Scan the following material for the string "lyser" and copy each line in which it appears.
━━━ Records provided
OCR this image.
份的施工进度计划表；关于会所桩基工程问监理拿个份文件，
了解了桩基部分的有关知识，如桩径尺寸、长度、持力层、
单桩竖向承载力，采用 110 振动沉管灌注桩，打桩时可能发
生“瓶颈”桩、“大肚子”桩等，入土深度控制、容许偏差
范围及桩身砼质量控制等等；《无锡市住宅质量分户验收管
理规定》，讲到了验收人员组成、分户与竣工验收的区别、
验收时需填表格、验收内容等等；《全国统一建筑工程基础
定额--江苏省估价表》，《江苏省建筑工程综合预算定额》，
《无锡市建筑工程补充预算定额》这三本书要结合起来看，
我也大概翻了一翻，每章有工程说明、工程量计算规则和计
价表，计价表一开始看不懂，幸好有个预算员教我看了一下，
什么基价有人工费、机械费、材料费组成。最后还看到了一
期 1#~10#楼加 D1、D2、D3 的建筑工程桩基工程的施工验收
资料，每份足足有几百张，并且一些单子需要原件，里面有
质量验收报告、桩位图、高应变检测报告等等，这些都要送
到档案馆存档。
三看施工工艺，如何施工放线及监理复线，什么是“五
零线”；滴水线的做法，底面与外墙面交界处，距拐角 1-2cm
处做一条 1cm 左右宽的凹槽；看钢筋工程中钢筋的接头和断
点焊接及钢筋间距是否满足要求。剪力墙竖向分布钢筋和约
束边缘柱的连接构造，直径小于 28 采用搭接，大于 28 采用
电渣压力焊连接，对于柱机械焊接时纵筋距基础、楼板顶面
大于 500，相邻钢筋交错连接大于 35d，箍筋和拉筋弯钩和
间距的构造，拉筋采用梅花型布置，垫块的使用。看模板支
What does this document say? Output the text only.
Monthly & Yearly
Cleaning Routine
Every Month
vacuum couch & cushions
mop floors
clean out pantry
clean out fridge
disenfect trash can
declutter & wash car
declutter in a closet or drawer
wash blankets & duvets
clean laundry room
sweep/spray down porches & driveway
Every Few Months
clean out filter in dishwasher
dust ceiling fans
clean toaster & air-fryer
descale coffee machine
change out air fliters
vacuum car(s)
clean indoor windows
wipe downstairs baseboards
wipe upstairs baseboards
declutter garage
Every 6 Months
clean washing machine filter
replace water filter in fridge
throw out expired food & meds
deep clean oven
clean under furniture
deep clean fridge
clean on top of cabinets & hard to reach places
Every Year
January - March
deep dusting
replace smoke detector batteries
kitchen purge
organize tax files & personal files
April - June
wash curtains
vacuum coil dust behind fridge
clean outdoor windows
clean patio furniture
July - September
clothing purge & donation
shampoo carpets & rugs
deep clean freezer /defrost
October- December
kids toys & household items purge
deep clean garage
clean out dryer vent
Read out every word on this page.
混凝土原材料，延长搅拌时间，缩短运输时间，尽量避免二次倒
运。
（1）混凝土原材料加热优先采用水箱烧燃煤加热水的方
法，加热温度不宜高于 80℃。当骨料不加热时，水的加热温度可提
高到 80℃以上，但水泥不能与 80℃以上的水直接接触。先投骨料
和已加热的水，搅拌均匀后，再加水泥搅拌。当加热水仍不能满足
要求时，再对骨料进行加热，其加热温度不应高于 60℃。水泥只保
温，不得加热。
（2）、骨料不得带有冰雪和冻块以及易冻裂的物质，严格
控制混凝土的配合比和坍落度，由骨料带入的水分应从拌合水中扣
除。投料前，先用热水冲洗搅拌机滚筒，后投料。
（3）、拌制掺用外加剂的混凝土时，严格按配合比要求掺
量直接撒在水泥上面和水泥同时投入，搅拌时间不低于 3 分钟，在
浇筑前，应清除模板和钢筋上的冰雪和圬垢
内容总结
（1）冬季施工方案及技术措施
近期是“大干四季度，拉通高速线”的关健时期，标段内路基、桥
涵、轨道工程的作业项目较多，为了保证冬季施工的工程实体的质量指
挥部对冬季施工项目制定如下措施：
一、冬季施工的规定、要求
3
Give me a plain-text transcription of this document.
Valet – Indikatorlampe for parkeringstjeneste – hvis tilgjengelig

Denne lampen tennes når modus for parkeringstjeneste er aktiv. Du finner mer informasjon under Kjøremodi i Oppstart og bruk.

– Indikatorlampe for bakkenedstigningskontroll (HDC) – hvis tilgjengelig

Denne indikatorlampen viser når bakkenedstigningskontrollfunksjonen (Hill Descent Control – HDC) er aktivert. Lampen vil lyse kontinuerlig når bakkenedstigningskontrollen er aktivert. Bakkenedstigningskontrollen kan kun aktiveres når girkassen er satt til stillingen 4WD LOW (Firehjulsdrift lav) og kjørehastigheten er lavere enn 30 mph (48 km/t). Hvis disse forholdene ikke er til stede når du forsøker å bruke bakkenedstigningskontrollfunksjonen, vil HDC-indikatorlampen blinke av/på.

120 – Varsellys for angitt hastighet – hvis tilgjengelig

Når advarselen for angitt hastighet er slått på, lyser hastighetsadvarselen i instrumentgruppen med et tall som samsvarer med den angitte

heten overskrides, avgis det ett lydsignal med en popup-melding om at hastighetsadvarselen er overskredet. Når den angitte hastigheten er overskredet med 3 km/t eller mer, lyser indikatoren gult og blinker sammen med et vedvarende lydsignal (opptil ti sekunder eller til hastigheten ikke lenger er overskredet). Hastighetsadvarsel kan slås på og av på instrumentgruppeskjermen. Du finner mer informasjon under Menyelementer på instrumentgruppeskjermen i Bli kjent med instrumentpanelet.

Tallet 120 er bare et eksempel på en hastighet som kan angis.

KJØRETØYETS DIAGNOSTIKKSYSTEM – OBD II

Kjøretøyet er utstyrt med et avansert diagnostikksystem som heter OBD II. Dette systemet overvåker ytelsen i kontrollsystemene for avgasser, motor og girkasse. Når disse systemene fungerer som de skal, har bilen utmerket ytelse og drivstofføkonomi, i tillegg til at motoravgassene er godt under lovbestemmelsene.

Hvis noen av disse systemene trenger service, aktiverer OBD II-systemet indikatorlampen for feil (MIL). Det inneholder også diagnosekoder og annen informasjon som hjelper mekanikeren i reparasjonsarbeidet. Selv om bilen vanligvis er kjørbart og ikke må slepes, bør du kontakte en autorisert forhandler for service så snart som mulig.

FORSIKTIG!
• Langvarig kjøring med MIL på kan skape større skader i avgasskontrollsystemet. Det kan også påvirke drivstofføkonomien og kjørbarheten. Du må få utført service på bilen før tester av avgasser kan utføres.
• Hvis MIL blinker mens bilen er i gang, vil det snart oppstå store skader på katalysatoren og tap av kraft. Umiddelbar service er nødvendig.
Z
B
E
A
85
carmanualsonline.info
━━━━━━
■ **Complete answer**
Når advarselen for angitt hastighet er slått på, lyser hastighetsadvarselen i instrumentgruppen med et tall som samsvarer med den angitte
heten overskrides, avgis det ett lydsignal med en popup-melding om at hastighetsadvarselen er overskredet. Når den angitte hastigheten er overskredet med 3 km/t eller mer, lyser indikatoren gult og blinker sammen med et vedvarende lydsignal (opptil ti sekunder eller til hastigheten ikke lenger er overskredet). Hastighetsadvarsel kan slås på og av på instrumentgruppeskjermen. Du finner mer informasjon under Menyelementer på instrumentgruppeskjermen i Bli kjent med instrumentpanelet.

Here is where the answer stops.